- **Task statement**: Check each line of the listing, and copy it if it contains the word "type".

── Source records

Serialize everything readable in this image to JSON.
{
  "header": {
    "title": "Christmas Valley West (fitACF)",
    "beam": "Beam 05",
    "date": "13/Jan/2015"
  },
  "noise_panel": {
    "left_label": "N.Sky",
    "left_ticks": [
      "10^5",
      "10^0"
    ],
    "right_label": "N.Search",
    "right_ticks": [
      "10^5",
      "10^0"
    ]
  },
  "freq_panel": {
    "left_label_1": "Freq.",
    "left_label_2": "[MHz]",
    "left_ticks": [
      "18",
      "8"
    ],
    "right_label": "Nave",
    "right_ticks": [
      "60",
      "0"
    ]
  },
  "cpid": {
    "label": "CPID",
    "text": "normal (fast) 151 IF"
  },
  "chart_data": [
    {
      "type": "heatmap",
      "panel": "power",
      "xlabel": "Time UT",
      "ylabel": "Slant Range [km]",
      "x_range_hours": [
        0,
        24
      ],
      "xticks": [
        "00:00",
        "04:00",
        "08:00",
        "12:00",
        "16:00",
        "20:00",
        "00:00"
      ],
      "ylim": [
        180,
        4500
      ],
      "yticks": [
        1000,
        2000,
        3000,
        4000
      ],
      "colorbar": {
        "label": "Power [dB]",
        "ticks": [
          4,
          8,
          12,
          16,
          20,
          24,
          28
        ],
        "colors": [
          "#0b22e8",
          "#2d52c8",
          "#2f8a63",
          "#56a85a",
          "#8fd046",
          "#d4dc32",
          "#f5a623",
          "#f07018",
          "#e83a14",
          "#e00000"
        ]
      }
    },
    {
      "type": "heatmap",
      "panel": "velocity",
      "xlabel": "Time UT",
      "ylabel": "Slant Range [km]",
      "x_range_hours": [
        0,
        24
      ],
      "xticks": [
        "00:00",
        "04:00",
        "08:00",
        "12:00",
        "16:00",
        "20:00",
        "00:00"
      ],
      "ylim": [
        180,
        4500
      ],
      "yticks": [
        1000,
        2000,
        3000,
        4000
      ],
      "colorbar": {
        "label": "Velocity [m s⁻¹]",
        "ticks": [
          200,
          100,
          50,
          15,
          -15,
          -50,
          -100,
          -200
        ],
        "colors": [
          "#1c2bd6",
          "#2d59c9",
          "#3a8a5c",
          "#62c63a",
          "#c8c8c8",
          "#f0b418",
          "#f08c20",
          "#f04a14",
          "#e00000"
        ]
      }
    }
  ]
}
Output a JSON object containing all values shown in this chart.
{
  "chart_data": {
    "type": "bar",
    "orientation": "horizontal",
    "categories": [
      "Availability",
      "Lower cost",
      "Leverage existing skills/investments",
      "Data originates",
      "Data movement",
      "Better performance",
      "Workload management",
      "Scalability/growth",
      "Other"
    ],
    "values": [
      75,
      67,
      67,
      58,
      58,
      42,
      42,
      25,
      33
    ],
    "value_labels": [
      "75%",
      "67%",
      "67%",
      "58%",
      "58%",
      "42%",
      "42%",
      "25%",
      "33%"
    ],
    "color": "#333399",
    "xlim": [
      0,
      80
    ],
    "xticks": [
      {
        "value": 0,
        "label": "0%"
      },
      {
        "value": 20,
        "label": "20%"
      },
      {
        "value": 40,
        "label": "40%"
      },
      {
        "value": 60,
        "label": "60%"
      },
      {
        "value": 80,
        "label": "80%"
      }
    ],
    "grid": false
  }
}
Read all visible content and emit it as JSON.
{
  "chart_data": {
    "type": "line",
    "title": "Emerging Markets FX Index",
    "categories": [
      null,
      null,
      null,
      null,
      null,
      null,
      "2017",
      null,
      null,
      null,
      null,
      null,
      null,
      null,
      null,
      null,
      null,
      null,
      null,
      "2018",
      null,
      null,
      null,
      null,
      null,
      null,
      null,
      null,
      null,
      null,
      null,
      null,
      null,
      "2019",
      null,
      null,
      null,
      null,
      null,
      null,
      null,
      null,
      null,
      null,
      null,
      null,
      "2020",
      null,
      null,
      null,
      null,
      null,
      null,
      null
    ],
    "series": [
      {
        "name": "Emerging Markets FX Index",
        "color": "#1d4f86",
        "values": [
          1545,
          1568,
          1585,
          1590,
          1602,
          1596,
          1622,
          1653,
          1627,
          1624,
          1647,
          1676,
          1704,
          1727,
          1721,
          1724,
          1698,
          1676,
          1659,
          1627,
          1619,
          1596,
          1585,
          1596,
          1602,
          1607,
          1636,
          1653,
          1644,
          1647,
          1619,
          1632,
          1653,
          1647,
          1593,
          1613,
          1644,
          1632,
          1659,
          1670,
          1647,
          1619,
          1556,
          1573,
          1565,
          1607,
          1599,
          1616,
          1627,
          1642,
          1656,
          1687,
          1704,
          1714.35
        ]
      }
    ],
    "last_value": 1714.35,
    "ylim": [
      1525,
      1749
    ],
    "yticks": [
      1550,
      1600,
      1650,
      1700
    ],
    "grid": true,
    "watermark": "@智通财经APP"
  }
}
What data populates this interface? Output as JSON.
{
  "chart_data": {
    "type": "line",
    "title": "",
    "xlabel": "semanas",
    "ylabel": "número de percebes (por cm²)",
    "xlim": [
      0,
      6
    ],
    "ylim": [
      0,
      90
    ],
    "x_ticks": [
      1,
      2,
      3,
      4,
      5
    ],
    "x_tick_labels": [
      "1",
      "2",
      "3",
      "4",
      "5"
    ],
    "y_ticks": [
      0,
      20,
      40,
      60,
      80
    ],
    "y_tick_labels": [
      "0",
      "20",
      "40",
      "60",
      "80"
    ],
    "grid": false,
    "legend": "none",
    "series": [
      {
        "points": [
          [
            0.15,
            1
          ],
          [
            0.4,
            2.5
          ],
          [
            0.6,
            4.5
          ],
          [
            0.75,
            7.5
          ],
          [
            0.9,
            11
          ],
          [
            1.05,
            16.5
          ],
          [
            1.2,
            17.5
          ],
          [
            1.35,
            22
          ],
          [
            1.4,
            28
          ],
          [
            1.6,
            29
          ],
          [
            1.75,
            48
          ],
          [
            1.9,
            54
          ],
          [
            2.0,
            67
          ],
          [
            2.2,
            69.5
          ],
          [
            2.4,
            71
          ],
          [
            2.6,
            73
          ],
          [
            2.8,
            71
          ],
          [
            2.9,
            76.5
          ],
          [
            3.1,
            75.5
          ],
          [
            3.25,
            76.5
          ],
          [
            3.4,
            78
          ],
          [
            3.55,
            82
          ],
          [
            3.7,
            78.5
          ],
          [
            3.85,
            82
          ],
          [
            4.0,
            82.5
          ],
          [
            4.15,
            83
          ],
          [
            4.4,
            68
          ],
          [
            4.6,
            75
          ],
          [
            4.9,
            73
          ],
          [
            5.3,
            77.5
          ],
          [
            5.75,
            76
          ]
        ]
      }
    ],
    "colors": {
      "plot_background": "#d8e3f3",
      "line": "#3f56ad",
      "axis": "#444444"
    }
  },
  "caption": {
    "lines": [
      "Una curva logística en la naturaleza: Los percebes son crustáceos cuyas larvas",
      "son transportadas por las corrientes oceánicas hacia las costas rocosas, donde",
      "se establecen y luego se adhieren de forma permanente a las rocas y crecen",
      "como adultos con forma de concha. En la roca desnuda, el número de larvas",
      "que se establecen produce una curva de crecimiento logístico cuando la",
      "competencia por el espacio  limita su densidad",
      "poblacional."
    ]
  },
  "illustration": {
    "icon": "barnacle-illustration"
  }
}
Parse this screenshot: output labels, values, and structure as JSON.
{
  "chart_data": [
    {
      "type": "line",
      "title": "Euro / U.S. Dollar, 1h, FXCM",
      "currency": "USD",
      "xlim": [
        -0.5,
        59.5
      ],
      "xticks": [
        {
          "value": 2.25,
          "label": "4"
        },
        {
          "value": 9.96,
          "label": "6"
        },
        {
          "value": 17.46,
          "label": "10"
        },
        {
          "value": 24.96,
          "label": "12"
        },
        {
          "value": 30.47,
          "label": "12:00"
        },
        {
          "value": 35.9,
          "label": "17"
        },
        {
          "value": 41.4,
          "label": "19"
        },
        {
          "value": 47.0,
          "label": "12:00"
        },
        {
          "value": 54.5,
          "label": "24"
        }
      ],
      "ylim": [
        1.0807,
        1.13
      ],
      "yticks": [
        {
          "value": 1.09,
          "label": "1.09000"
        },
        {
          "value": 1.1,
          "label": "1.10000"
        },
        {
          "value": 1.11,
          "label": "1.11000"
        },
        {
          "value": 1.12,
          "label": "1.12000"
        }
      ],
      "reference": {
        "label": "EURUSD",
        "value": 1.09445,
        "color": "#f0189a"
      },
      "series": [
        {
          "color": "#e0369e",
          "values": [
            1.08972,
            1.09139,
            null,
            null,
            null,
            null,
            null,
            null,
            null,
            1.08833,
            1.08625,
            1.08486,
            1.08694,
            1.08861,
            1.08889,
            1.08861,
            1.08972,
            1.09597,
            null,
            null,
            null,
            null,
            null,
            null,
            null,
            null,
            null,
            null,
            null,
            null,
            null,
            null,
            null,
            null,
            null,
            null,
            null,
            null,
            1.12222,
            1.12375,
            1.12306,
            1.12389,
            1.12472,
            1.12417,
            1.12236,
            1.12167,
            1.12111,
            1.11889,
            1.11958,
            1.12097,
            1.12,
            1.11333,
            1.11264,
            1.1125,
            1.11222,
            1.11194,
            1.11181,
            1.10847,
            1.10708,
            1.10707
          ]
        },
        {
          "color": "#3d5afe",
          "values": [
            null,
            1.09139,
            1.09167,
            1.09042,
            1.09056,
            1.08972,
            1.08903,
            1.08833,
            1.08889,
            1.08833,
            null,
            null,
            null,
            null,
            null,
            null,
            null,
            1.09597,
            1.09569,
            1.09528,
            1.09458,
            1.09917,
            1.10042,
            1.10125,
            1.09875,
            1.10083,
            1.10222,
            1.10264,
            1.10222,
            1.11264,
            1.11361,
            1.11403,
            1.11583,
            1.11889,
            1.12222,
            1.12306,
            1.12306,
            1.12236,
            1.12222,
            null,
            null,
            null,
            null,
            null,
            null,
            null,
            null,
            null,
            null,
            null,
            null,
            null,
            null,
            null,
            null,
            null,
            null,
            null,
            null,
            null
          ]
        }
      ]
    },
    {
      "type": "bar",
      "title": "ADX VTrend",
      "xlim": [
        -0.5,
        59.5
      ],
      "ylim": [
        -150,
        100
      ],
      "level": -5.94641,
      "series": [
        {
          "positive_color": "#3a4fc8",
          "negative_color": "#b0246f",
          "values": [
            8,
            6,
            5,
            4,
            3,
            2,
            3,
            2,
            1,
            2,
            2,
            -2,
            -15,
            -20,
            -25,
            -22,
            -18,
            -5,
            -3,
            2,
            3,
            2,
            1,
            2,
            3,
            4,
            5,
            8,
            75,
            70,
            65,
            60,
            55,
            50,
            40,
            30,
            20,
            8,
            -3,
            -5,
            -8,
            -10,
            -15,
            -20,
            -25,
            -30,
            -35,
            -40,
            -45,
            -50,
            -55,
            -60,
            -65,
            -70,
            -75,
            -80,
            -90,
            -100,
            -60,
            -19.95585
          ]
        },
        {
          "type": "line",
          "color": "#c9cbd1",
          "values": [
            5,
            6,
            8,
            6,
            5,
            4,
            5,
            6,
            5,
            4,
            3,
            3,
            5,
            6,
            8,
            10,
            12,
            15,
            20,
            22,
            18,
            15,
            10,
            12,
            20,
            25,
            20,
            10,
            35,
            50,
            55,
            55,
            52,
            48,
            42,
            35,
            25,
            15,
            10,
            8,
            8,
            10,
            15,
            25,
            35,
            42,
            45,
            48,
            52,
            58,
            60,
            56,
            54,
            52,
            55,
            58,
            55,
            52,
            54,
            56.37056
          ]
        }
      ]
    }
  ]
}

────

- **Answer**:
      "type": "heatmap",
      "type": "heatmap",
    "type": "bar",
    "type": "line",
    "type": "line",
      "type": "line",
      "type": "bar",
          "type": "line",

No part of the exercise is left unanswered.